DIRECTIVE:
In the listing below, locate the lines that hold the string "xlabel". Copy those lines.

DATA EXCERPTS:
----

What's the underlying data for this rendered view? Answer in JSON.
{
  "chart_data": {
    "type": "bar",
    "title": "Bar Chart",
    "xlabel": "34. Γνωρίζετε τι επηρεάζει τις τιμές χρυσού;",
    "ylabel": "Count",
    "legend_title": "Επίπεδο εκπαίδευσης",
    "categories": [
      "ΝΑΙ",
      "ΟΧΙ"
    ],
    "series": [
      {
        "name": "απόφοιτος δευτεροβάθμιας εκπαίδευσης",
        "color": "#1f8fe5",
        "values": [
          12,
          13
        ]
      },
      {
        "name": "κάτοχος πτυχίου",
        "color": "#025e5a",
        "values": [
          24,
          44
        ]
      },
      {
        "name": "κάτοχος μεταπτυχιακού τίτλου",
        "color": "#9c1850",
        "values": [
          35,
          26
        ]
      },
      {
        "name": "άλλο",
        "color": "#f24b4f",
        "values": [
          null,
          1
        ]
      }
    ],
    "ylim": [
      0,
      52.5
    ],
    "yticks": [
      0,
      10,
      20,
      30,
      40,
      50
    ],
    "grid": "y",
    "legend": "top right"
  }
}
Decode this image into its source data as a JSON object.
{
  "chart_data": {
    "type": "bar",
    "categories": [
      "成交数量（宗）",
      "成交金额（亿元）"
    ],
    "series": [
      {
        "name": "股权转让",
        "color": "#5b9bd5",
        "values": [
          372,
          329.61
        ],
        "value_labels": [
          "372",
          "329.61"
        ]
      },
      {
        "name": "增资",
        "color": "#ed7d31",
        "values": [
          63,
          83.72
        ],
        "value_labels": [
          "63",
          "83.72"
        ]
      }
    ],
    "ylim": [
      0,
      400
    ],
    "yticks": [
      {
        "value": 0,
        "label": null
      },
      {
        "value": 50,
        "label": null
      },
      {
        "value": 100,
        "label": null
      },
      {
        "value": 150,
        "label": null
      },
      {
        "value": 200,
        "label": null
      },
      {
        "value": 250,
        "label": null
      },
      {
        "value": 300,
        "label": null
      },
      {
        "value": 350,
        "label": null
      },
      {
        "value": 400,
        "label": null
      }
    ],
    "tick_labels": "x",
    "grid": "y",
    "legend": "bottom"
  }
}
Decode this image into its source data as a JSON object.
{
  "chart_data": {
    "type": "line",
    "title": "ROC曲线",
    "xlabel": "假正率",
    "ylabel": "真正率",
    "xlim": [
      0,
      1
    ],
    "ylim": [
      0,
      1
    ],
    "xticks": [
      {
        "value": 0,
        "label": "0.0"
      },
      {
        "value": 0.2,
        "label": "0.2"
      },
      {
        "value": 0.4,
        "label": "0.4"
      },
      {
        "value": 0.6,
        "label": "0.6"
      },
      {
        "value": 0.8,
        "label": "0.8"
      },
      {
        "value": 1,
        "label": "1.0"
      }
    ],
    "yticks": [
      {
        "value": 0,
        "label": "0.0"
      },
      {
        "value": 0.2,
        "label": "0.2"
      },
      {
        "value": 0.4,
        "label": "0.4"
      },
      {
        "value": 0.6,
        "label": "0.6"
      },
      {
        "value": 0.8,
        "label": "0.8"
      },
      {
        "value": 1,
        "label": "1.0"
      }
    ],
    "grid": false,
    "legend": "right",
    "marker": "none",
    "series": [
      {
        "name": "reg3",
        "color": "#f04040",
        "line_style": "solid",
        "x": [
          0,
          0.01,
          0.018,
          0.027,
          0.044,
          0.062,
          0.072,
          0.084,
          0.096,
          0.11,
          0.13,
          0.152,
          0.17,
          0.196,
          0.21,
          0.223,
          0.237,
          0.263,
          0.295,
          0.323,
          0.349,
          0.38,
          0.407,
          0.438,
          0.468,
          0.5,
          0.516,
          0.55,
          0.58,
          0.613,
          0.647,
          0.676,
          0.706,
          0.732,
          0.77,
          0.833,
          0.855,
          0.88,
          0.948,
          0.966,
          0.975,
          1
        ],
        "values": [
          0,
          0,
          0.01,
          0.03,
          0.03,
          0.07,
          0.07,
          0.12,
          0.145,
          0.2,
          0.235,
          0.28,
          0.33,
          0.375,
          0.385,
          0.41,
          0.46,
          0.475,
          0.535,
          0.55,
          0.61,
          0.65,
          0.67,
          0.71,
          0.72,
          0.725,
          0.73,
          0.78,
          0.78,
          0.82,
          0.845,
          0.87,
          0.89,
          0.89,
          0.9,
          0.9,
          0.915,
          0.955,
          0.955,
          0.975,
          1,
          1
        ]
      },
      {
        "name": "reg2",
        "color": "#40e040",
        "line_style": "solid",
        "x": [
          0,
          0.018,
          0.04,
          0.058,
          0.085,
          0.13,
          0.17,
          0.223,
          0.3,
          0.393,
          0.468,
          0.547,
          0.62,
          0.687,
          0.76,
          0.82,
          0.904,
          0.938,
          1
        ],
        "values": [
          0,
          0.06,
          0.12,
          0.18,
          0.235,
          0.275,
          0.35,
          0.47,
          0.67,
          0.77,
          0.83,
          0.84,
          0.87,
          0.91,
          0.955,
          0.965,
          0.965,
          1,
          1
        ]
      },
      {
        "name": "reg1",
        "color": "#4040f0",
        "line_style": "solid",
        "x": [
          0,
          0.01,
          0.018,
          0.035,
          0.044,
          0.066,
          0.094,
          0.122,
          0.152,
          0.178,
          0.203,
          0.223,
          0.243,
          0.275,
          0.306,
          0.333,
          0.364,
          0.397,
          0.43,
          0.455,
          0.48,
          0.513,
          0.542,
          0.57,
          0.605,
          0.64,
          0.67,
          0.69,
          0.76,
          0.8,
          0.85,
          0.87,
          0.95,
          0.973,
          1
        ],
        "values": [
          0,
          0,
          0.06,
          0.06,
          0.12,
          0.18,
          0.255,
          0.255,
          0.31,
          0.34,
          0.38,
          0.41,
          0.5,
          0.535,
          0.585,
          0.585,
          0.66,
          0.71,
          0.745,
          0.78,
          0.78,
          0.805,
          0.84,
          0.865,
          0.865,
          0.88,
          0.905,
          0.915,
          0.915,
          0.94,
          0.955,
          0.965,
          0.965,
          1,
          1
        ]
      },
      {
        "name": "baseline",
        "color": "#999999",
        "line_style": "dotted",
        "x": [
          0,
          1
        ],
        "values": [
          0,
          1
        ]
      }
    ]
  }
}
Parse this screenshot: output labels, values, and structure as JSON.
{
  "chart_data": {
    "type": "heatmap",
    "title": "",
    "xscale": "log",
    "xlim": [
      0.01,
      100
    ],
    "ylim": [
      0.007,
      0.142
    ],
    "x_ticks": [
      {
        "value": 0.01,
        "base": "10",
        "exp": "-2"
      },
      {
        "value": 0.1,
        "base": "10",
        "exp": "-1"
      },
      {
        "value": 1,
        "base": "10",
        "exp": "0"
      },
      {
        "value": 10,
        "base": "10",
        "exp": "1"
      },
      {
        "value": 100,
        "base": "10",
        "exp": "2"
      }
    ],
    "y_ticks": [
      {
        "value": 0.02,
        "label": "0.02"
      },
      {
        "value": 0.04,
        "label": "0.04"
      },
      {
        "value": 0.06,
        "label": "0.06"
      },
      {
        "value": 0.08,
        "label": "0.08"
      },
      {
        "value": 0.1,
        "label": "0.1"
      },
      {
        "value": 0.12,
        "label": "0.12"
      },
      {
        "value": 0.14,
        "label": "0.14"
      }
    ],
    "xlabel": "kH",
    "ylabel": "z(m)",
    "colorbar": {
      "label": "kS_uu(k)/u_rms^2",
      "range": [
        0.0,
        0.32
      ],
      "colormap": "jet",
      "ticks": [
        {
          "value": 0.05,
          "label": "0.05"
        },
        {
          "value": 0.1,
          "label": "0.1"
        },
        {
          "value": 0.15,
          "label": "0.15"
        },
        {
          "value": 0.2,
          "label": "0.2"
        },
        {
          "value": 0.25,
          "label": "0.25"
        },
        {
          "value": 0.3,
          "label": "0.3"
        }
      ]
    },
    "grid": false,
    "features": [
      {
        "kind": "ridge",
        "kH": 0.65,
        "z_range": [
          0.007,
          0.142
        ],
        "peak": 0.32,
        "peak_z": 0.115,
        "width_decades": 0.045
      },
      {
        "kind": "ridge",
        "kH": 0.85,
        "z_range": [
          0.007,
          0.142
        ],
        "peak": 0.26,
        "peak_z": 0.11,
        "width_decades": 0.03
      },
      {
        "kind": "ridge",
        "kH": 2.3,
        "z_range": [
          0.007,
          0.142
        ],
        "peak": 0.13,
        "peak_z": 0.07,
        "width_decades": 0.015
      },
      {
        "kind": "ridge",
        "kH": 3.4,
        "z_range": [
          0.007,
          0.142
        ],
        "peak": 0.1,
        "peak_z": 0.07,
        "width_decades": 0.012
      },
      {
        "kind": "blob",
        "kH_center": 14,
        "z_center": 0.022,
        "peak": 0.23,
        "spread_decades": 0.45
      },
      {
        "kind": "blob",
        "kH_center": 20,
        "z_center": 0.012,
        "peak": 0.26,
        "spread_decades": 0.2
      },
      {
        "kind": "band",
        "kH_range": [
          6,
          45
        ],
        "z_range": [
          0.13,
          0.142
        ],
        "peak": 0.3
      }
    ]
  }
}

----

EXPECTED ANSWER:
    "xlabel": "34. Γνωρίζετε τι επηρεάζει τις τιμές χρυσού;",
    "xlabel": "假正率",
    "xlabel": "kH",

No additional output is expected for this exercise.